## The task
Write what comes next in the passage on feeding P. citrinum cultures with 13C-labeled precursors, starting after its final sentence.

After toxicity evaluation with unlabeled sodium acetate, added to the growth medium of P. citrinum (up to 5 g L-1), for which no morphology alterations of the fungus in the growth medium or even alterations in the production yield of 1 and 2 sodium[1-13C]acetate, sodium[1,2-13C2]acetate, sodium [2,3 13C2]propionate, [methyl-13C]methionine, [U-13C5]ornithine and [U-13C5]proline were performed. 13C-Labeled precursors were added at the fourth day of growth, at a final concentration of 1 mg mL-1 for each precursor, using previously optimized growth conditions.15 Separate growth experiments were performed without the addition of labeled precursors as control. Cultures were harvested after 14 days for each growth experiment using distinct 13C-labeled precursors. After growth media filtration and solid phase extraction, fractions were evaporated and subjected to HPLC-UV-ESI-MS analysis.

Preliminary small-scale experiments in 50 mL of growth media for each 13C-labeled precursor gave, after the growth media clean-up, fractions containing both 1 and 2 which clearly showed the incorporation of sodium[1-13C]acetate, sodium[1,2-13C2]acetate, [methyl-13C]methionine and of [U-13C5]ornithine by HPLC-UV-MS analyses. Clusters at m/z 250 for the [M+H]+ ion and at m/z 272 for the [M+Na]+ ion were observed (see Supplementary Information). The preliminary experiments with sodium[2,3-13C2]propionate and [U-13C5]proline showed no incorporation in both 1 and 2. Therefore, large-scale feeding experiments with 13C-labeled acetate, ornithine and methionine were performed in order to obtain sufficient amounts of labeled 1 and 2 for 13C NMR analyses.

## Data to examine
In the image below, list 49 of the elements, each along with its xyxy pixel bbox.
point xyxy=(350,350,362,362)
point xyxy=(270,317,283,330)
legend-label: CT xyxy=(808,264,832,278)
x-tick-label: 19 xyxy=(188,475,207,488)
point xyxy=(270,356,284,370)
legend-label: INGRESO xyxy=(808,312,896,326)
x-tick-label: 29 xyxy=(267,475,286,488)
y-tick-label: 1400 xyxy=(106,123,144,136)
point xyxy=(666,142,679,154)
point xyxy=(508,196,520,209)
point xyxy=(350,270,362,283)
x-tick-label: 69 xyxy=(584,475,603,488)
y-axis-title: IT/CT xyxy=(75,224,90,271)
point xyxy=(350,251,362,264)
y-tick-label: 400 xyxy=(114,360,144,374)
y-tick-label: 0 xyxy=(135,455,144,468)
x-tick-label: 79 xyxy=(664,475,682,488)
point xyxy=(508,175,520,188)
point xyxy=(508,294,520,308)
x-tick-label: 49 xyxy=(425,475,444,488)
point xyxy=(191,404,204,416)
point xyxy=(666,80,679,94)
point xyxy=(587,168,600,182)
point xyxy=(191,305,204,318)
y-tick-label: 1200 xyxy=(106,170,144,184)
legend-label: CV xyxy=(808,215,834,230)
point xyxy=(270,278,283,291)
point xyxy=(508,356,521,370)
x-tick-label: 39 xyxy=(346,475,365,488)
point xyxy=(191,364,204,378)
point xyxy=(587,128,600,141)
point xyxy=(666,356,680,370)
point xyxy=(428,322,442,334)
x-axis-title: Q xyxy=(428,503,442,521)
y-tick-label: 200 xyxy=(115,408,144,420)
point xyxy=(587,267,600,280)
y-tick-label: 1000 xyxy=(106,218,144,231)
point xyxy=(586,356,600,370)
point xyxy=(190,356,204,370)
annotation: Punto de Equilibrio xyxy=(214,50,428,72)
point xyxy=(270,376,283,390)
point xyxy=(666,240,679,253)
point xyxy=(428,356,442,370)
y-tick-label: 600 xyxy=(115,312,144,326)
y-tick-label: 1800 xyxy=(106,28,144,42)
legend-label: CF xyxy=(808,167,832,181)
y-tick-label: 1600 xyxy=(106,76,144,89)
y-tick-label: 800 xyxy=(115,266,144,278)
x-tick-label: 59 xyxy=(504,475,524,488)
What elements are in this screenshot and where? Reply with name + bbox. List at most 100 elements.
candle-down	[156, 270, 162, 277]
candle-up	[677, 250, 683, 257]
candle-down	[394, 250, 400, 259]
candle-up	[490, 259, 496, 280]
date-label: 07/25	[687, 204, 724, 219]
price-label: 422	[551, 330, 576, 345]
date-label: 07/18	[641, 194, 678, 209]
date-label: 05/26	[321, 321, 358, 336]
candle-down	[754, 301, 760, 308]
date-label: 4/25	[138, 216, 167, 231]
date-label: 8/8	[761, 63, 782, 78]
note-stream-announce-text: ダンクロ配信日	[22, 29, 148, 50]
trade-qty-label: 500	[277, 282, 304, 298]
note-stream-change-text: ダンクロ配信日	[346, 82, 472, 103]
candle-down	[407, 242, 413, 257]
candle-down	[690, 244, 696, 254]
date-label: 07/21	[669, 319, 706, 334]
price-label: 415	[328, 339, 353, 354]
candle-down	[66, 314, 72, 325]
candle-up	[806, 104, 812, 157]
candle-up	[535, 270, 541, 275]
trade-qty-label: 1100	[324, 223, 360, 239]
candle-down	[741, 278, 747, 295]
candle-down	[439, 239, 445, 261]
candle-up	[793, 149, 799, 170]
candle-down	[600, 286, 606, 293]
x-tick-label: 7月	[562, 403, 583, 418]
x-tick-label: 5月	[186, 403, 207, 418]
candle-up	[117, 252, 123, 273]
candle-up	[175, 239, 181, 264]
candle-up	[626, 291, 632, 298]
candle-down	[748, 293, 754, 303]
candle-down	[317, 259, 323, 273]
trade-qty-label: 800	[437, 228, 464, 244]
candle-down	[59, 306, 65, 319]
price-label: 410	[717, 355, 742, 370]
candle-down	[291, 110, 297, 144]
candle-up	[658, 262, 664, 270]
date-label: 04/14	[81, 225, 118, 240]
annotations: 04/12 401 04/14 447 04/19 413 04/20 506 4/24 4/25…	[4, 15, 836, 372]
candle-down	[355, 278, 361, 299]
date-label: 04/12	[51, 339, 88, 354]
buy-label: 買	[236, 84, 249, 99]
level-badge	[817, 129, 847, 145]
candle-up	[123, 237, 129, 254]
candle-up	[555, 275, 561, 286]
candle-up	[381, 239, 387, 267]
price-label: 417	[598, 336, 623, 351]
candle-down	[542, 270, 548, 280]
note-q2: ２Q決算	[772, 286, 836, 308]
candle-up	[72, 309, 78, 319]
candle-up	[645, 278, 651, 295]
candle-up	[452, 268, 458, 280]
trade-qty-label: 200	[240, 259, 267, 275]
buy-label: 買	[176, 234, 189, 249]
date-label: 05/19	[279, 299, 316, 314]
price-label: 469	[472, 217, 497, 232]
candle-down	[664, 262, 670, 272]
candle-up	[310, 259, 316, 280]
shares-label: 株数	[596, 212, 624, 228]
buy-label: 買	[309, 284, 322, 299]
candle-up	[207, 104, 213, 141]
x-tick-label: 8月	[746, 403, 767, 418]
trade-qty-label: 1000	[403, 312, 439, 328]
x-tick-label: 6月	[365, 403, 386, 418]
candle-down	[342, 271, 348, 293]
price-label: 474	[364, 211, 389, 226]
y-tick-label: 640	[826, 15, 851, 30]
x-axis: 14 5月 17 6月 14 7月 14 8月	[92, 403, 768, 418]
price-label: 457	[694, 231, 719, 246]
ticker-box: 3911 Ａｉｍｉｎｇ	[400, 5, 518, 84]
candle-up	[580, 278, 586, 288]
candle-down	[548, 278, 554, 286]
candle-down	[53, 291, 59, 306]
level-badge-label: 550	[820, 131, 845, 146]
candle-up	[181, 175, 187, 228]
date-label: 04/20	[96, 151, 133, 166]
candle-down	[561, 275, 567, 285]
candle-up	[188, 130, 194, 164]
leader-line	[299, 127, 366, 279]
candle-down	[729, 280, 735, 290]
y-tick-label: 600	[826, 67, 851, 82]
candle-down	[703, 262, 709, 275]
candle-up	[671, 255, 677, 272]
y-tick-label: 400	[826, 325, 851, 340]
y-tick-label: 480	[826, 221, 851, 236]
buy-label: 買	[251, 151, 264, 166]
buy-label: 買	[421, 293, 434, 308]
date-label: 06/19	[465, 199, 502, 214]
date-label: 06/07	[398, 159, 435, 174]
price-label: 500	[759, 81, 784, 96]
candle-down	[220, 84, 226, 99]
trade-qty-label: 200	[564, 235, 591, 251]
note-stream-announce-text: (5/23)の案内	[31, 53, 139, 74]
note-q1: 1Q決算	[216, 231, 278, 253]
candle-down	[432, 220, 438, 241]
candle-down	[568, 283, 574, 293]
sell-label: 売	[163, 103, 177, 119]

## Exercise response
Separate P. citrinum growth experiments in a total volume of approximately 1.4 L were performed using sodium[1-13C]acetate, sodium[1,2-13C2]acetate, [methyl-13C]methionine and [U-13C5]ornithine (see Experimental). After growth in the presence of the labeled precursors, solid-phase extraction of the growth media and extensive purification of both 1 and 2 by HPLC, 13C NMR analyses clearly showed the incorporation of the labeled precursors. P. citrinum grown in medium enriched with sodium[1-13C]acetate gave, after isolation, compound 1 with significant incorporation at C-6 (δ 166.2), C-8 (δ 206.3), C-10 (δ 22.5), C-12 (δ 31.7) and C-14 (δ 124.5), in agreement with a pattern expected for an acetate-derived polyketide chain (Table 1 and Figure S3 in Supplementary Information). An additional feeding experiment with sodium[1,2-13C2]acetate confirmed this result, indicating that the β-keto-amide chains in 1 and 2 are derived from acetate. The incorporation ratio of sodium[1,2-13C2] acetate into 1 was calculated as previously proposed by Kubanek and Andersen.18 We measured the incorporation rate at the amide carbonyl group (C-6) and at the terminal methyl group of the alkyl chain (C-15) as 12.7 and 11.7%, respectively (Table 1; see also Figures S6 to S10).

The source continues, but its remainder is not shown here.